Challenge: Check each line of the records for "name"; collect those that have it.

Data:

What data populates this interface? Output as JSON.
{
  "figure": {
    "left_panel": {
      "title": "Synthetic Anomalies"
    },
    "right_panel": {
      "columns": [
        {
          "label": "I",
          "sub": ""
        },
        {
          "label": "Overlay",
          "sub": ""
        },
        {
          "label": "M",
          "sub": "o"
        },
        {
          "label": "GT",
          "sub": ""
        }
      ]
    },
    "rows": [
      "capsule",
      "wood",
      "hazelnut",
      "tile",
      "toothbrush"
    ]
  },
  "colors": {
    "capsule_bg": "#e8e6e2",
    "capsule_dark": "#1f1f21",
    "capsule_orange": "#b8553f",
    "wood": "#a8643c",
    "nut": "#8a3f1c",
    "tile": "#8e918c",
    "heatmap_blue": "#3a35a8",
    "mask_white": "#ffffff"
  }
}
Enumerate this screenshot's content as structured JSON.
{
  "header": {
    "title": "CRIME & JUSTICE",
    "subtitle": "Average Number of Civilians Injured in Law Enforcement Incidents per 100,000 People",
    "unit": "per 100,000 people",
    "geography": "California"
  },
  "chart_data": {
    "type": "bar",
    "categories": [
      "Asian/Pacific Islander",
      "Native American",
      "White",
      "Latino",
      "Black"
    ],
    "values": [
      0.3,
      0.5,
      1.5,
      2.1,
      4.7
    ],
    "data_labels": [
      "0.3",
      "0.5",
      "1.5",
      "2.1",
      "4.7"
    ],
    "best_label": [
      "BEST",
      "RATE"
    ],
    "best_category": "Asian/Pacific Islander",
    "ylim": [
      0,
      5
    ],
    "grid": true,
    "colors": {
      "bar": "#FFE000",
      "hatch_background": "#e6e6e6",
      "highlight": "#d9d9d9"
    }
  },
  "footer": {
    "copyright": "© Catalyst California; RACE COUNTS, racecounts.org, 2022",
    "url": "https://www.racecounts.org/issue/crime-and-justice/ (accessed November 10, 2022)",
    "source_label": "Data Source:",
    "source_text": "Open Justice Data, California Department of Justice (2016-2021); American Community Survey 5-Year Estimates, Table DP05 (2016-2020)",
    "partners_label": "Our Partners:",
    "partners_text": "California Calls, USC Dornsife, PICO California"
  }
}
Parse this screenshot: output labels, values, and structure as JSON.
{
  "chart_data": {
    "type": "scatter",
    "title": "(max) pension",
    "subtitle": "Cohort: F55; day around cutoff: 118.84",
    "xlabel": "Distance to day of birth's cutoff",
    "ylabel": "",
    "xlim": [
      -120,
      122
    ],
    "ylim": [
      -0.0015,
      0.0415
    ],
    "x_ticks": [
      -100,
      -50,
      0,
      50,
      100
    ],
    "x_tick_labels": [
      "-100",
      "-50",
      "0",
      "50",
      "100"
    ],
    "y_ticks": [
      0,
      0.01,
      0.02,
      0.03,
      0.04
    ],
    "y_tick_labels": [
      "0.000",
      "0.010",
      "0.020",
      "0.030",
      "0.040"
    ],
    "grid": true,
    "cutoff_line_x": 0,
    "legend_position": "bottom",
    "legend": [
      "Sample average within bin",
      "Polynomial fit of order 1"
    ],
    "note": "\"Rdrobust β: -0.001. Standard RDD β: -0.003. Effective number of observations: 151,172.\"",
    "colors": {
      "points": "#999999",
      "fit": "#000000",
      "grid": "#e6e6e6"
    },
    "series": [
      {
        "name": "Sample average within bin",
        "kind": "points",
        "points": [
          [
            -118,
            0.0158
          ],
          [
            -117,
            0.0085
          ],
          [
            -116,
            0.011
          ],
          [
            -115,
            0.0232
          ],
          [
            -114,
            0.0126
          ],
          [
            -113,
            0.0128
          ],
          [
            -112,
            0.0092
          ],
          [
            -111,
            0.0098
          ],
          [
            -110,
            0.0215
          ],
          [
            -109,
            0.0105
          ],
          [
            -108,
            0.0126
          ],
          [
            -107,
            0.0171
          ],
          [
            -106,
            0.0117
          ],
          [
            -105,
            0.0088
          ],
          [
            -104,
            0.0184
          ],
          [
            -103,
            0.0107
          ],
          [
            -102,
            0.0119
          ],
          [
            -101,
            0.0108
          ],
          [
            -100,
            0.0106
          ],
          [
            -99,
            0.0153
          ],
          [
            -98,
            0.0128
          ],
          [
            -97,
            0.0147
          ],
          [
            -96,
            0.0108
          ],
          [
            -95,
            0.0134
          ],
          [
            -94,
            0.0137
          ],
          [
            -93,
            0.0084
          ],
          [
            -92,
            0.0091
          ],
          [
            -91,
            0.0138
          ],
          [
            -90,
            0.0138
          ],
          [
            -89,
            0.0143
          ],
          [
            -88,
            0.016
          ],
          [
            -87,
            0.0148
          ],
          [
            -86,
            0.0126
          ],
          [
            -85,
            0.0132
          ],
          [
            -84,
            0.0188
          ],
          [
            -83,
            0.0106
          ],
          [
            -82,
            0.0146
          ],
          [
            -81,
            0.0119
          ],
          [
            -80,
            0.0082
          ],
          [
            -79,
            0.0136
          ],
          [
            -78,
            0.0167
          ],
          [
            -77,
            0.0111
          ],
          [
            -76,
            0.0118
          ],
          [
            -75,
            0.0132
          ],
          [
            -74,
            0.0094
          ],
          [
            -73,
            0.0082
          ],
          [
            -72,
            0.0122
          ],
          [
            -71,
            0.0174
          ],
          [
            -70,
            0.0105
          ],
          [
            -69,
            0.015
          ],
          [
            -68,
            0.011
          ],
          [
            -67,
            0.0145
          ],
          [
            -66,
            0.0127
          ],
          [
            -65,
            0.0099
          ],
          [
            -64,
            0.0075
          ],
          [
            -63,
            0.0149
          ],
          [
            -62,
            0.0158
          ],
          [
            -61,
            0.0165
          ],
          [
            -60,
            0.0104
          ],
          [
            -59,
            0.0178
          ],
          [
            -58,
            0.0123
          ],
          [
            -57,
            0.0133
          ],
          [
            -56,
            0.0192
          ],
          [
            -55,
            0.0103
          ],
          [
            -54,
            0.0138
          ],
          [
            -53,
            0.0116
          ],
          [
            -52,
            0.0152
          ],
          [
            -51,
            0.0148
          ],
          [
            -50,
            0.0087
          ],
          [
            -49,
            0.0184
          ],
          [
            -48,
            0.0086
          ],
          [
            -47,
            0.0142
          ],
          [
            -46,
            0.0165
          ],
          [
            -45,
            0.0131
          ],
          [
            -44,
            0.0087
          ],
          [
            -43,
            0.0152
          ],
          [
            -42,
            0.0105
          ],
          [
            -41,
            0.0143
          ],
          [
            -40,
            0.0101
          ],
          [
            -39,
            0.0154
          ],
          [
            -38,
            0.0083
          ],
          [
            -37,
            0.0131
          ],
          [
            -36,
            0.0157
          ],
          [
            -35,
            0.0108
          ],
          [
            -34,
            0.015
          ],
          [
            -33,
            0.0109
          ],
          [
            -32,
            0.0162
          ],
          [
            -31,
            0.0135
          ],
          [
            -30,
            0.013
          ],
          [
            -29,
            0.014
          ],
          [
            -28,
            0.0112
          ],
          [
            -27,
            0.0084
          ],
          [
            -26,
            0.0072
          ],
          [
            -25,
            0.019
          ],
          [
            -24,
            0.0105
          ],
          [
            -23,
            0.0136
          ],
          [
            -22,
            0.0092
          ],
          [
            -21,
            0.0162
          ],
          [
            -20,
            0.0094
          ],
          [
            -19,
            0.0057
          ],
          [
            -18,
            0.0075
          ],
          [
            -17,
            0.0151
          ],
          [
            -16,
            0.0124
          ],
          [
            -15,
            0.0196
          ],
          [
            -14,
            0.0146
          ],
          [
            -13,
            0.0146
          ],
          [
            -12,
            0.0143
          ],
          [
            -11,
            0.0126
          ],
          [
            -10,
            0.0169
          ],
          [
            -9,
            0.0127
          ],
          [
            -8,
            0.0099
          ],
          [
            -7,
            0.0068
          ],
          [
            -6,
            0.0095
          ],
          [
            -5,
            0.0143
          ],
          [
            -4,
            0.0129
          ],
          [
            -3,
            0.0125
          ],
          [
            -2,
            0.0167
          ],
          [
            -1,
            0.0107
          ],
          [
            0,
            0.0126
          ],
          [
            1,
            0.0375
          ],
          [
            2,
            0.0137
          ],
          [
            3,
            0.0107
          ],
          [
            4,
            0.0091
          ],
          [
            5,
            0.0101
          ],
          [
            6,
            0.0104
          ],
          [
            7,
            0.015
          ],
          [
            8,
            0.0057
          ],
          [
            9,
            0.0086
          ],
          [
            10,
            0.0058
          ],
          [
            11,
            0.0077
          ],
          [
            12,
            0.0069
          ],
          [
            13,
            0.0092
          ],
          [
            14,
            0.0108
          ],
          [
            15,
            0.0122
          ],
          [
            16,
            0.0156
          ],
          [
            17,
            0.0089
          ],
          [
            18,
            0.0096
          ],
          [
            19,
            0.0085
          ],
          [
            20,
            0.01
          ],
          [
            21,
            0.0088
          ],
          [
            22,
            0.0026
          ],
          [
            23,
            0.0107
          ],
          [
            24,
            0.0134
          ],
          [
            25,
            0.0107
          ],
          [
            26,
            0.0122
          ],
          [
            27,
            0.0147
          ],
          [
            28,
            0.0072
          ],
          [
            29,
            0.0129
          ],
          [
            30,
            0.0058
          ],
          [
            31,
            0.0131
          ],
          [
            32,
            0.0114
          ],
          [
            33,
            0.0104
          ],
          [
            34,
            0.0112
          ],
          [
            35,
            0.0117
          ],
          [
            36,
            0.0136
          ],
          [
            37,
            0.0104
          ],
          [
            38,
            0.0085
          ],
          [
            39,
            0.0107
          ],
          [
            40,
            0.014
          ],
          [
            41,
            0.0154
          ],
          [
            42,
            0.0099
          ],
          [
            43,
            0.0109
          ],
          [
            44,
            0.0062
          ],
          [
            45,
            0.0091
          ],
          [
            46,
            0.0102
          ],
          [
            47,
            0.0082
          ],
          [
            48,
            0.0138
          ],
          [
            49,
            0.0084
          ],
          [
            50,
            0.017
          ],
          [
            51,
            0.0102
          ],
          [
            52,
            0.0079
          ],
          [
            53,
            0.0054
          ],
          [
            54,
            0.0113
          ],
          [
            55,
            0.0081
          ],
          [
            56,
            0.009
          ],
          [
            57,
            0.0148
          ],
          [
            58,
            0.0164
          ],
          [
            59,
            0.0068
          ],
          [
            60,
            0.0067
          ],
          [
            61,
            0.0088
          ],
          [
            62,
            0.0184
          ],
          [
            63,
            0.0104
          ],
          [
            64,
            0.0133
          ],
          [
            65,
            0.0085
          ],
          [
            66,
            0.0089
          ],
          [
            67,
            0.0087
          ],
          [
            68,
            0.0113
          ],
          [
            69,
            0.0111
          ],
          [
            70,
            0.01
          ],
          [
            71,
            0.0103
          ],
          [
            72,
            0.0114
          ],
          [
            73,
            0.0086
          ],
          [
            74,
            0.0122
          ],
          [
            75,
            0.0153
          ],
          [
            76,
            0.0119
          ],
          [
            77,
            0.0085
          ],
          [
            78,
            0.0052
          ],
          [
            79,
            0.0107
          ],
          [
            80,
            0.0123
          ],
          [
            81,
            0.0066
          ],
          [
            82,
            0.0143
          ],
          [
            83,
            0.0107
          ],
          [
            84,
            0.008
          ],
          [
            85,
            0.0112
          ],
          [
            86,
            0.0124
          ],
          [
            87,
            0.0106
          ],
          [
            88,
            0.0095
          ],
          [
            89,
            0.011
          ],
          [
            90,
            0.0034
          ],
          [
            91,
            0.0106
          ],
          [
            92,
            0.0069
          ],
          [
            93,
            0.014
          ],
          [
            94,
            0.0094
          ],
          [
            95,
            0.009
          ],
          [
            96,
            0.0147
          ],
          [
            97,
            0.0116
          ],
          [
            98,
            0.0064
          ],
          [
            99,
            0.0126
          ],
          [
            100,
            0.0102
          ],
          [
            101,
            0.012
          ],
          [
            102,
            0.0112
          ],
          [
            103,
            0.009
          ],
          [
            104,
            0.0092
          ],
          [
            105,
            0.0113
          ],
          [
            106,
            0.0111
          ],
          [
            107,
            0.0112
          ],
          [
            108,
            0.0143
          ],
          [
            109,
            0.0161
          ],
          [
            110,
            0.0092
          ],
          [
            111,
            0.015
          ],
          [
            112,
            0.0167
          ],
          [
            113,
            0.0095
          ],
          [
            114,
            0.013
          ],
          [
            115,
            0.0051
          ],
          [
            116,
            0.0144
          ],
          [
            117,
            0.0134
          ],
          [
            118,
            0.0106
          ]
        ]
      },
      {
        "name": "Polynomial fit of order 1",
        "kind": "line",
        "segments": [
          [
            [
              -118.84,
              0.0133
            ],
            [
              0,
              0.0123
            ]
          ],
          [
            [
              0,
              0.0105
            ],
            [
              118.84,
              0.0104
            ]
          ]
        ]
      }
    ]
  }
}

Written solution:
        "name": "Sample average within bin",
        "name": "Polynomial fit of order 1",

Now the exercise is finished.